**What the task requires**: Transcribe the data that follows precisely, omitting nothing.

A block of data
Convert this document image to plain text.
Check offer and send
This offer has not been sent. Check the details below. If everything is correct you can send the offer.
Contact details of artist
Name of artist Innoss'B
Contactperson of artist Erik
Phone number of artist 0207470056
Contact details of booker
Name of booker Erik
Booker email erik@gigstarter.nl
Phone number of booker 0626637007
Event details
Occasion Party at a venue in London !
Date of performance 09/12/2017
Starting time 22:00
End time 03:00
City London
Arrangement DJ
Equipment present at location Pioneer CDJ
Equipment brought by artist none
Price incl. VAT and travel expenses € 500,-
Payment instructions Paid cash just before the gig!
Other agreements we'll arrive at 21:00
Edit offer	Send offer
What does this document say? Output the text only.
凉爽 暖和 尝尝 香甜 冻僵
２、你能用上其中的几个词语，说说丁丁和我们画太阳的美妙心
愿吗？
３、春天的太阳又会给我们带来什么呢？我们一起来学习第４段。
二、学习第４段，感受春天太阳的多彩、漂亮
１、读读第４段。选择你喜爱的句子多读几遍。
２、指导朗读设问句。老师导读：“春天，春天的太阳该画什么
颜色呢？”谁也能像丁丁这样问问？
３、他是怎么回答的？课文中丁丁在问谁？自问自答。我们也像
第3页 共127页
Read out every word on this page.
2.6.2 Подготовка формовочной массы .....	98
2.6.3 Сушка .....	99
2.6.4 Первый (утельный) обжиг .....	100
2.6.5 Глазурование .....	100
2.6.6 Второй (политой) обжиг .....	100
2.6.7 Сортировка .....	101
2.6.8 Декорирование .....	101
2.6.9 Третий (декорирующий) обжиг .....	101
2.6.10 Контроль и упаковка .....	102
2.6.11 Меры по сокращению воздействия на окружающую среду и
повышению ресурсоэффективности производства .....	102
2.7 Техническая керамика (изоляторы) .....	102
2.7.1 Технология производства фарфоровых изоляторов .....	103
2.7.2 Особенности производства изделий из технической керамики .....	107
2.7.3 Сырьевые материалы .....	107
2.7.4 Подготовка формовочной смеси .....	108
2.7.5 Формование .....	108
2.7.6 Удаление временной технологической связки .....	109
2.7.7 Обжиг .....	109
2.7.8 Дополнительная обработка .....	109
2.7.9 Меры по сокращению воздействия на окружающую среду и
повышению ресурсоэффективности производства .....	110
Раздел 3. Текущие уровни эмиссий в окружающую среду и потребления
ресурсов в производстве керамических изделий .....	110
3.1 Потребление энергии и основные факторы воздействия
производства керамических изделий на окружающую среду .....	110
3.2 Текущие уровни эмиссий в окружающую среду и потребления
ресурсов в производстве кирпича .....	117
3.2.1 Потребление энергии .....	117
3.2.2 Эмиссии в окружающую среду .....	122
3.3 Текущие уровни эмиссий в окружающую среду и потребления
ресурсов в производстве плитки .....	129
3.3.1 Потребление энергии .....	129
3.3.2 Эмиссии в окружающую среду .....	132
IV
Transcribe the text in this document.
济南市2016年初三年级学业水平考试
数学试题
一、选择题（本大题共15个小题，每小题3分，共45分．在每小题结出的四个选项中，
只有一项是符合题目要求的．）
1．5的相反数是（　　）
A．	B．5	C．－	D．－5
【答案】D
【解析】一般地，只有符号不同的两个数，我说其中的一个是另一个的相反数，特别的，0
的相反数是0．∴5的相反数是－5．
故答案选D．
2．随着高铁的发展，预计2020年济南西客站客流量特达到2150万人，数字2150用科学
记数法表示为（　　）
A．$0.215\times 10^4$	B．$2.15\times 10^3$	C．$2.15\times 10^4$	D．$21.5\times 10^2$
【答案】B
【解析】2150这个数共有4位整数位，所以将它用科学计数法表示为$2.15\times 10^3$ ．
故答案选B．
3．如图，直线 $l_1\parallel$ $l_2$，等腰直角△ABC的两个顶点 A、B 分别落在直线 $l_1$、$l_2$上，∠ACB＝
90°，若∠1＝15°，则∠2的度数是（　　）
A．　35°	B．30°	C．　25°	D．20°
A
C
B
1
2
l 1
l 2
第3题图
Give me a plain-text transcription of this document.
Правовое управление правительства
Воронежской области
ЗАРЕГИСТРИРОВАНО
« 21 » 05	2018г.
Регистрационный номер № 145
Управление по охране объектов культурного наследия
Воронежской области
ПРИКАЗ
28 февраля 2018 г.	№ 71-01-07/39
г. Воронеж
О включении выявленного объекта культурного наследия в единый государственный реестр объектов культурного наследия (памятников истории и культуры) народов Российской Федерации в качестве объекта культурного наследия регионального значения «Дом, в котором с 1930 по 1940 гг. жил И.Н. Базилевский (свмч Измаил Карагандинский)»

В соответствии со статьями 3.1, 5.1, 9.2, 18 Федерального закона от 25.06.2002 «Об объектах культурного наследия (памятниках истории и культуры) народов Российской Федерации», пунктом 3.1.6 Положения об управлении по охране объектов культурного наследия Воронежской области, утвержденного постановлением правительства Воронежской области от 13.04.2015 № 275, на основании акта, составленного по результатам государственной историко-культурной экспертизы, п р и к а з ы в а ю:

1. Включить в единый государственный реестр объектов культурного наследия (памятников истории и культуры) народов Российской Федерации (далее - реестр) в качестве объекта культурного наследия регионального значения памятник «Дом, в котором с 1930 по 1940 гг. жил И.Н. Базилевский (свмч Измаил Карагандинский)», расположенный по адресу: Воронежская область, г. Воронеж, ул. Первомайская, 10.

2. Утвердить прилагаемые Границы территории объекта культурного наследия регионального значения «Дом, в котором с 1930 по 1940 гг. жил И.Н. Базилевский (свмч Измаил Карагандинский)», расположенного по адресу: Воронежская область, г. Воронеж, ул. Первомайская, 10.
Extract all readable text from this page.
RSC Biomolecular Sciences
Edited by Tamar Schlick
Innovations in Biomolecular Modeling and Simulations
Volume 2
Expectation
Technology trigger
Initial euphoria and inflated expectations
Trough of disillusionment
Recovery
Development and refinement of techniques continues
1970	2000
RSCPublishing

**Task solution**:
Convert this document image to plain text.
Check offer and send
This offer has not been sent. Check the details below. If everything is correct you can send the offer.
Contact details of artist
Name of artist Innoss'B
Contactperson of artist Erik
Phone number of artist 0207470056
Contact details of booker
Name of booker Erik
Booker email erik@gigstarter.nl
Phone number of booker 0626637007
Event details
Occasion Party at a venue in London !
Date of performance 09/12/2017
Starting time 22:00
End time 03:00
City London
Arrangement DJ
Equipment present at location Pioneer CDJ
Equipment brought by artist none
Price incl. VAT and travel expenses € 500,-
Payment instructions Paid cash just before the gig!
Other agreements we'll arrive at 21:00
Edit offer	Send offer
What does this document say? Output the text only.
凉爽 暖和 尝尝 香甜 冻僵
２、你能用上其中的几个词语，说说丁丁和我们画太阳的美妙心
愿吗？
３、春天的太阳又会给我们带来什么呢？我们一起来学习第４段。
二、学习第４段，感受春天太阳的多彩、漂亮
１、读读第４段。选择你喜爱的句子多读几遍。
２、指导朗读设问句。老师导读：“春天，春天的太阳该画什么
颜色呢？”谁也能像丁丁这样问问？
３、他是怎么回答的？课文中丁丁在问谁？自问自答。我们也像
第3页 共127页
Read out every word on this page.
2.6.2 Подготовка формовочной массы .....	98
2.6.3 Сушка .....	99
2.6.4 Первый (утельный) обжиг .....	100
2.6.5 Глазурование .....	100
2.6.6 Второй (политой) обжиг .....	100
2.6.7 Сортировка .....	101
2.6.8 Декорирование .....	101
2.6.9 Третий (декорирующий) обжиг .....	101
2.6.10 Контроль и упаковка .....	102
2.6.11 Меры по сокращению воздействия на окружающую среду и
повышению ресурсоэффективности производства .....	102
2.7 Техническая керамика (изоляторы) .....	102
2.7.1 Технология производства фарфоровых изоляторов .....	103
2.7.2 Особенности производства изделий из технической керамики .....	107
2.7.3 Сырьевые материалы .....	107
2.7.4 Подготовка формовочной смеси .....	108
2.7.5 Формование .....	108
2.7.6 Удаление временной технологической связки .....	109
2.7.7 Обжиг .....	109
2.7.8 Дополнительная обработка .....	109
2.7.9 Меры по сокращению воздействия на окружающую среду и
повышению ресурсоэффективности производства .....	110
Раздел 3. Текущие уровни эмиссий в окружающую среду и потребления
ресурсов в производстве керамических изделий .....	110
3.1 Потребление энергии и основные факторы воздействия
производства керамических изделий на окружающую среду .....	110
3.2 Текущие уровни эмиссий в окружающую среду и потребления
ресурсов в производстве кирпича .....	117
3.2.1 Потребление энергии .....	117
3.2.2 Эмиссии в окружающую среду .....	122
3.3 Текущие уровни эмиссий в окружающую среду и потребления
ресурсов в производстве плитки .....	129
3.3.1 Потребление энергии .....	129
3.3.2 Эмиссии в окружающую среду .....	132
IV
Transcribe the text in this document.
济南市2016年初三年级学业水平考试
数学试题
一、选择题（本大题共15个小题，每小题3分，共45分．在每小题结出的四个选项中，
只有一项是符合题目要求的．）
1．5的相反数是（　　）
A．	B．5	C．－	D．－5
【答案】D
【解析】一般地，只有符号不同的两个数，我说其中的一个是另一个的相反数，特别的，0
的相反数是0．∴5的相反数是－5．
故答案选D．
2．随着高铁的发展，预计2020年济南西客站客流量特达到2150万人，数字2150用科学
记数法表示为（　　）
A．$0.215\times 10^4$	B．$2.15\times 10^3$	C．$2.15\times 10^4$	D．$21.5\times 10^2$
【答案】B
【解析】2150这个数共有4位整数位，所以将它用科学计数法表示为$2.15\times 10^3$ ．
故答案选B．
3．如图，直线 $l_1\parallel$ $l_2$，等腰直角△ABC的两个顶点 A、B 分别落在直线 $l_1$、$l_2$上，∠ACB＝
90°，若∠1＝15°，则∠2的度数是（　　）
A．　35°	B．30°	C．　25°	D．20°
A
C
B
1
2
l 1
l 2
第3题图
Give me a plain-text transcription of this document.
Правовое управление правительства
Воронежской области
ЗАРЕГИСТРИРОВАНО
« 21 » 05	2018г.
Регистрационный номер № 145
Управление по охране объектов культурного наследия
Воронежской области
ПРИКАЗ
28 февраля 2018 г.	№ 71-01-07/39
г. Воронеж
О включении выявленного объекта культурного наследия в единый государственный реестр объектов культурного наследия (памятников истории и культуры) народов Российской Федерации в качестве объекта культурного наследия регионального значения «Дом, в котором с 1930 по 1940 гг. жил И.Н. Базилевский (свмч Измаил Карагандинский)»

В соответствии со статьями 3.1, 5.1, 9.2, 18 Федерального закона от 25.06.2002 «Об объектах культурного наследия (памятниках истории и культуры) народов Российской Федерации», пунктом 3.1.6 Положения об управлении по охране объектов культурного наследия Воронежской области, утвержденного постановлением правительства Воронежской области от 13.04.2015 № 275, на основании акта, составленного по результатам государственной историко-культурной экспертизы, п р и к а з ы в а ю:

1. Включить в единый государственный реестр объектов культурного наследия (памятников истории и культуры) народов Российской Федерации (далее - реестр) в качестве объекта культурного наследия регионального значения памятник «Дом, в котором с 1930 по 1940 гг. жил И.Н. Базилевский (свмч Измаил Карагандинский)», расположенный по адресу: Воронежская область, г. Воронеж, ул. Первомайская, 10.

2. Утвердить прилагаемые Границы территории объекта культурного наследия регионального значения «Дом, в котором с 1930 по 1940 гг. жил И.Н. Базилевский (свмч Измаил Карагандинский)», расположенного по адресу: Воронежская область, г. Воронеж, ул. Первомайская, 10.
Extract all readable text from this page.
RSC Biomolecular Sciences
Edited by Tamar Schlick
Innovations in Biomolecular Modeling and Simulations
Volume 2
Expectation
Technology trigger
Initial euphoria and inflated expectations
Trough of disillusionment
Recovery
Development and refinement of techniques continues
1970	2000
RSCPublishing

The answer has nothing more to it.